Saved entries:
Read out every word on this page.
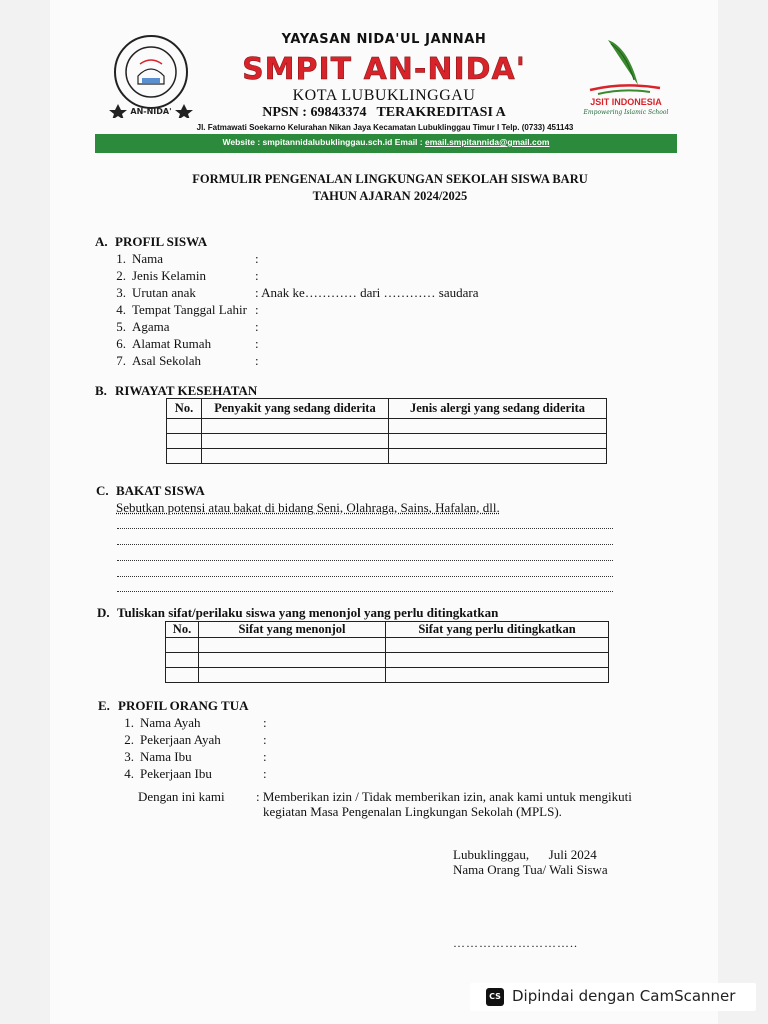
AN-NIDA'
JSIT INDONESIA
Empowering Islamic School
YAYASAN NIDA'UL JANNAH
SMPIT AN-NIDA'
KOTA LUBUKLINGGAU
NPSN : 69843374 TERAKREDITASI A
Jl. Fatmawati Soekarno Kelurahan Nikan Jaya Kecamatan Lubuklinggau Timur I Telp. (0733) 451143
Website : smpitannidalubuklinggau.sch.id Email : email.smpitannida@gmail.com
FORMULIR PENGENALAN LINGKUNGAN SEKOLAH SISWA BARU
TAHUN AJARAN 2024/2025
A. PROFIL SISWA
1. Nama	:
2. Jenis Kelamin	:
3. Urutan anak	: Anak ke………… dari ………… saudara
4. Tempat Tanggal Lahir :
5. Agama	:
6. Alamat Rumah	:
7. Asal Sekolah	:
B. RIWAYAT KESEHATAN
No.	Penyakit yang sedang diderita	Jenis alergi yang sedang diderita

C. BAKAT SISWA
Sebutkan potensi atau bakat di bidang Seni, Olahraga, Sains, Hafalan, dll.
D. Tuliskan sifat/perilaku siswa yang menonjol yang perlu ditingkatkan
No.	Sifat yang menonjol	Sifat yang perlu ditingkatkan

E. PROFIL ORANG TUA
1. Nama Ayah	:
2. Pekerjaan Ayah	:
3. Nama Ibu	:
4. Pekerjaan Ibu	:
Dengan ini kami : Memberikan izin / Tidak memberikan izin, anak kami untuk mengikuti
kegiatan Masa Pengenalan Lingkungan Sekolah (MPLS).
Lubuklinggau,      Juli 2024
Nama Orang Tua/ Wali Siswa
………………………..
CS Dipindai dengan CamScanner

◆ GIVEN EXERCISE:
Copy out the entries verbatim and leave the images out.

◆ REPLY:
Read out every word on this page.
AN-NIDA'
JSIT INDONESIA
Empowering Islamic School
YAYASAN NIDA'UL JANNAH
SMPIT AN-NIDA'
KOTA LUBUKLINGGAU
NPSN : 69843374 TERAKREDITASI A
Jl. Fatmawati Soekarno Kelurahan Nikan Jaya Kecamatan Lubuklinggau Timur I Telp. (0733) 451143
Website : smpitannidalubuklinggau.sch.id Email : email.smpitannida@gmail.com
FORMULIR PENGENALAN LINGKUNGAN SEKOLAH SISWA BARU
TAHUN AJARAN 2024/2025
A. PROFIL SISWA
1. Nama	:
2. Jenis Kelamin	:
3. Urutan anak	: Anak ke………… dari ………… saudara
4. Tempat Tanggal Lahir :
5. Agama	:
6. Alamat Rumah	:
7. Asal Sekolah	:
B. RIWAYAT KESEHATAN
No.	Penyakit yang sedang diderita	Jenis alergi yang sedang diderita

C. BAKAT SISWA
Sebutkan potensi atau bakat di bidang Seni, Olahraga, Sains, Hafalan, dll.
D. Tuliskan sifat/perilaku siswa yang menonjol yang perlu ditingkatkan
No.	Sifat yang menonjol	Sifat yang perlu ditingkatkan

E. PROFIL ORANG TUA
1. Nama Ayah	:
2. Pekerjaan Ayah	:
3. Nama Ibu	:
4. Pekerjaan Ibu	:
Dengan ini kami : Memberikan izin / Tidak memberikan izin, anak kami untuk mengikuti
kegiatan Masa Pengenalan Lingkungan Sekolah (MPLS).
Lubuklinggau,      Juli 2024
Nama Orang Tua/ Wali Siswa
………………………..
CS Dipindai dengan CamScanner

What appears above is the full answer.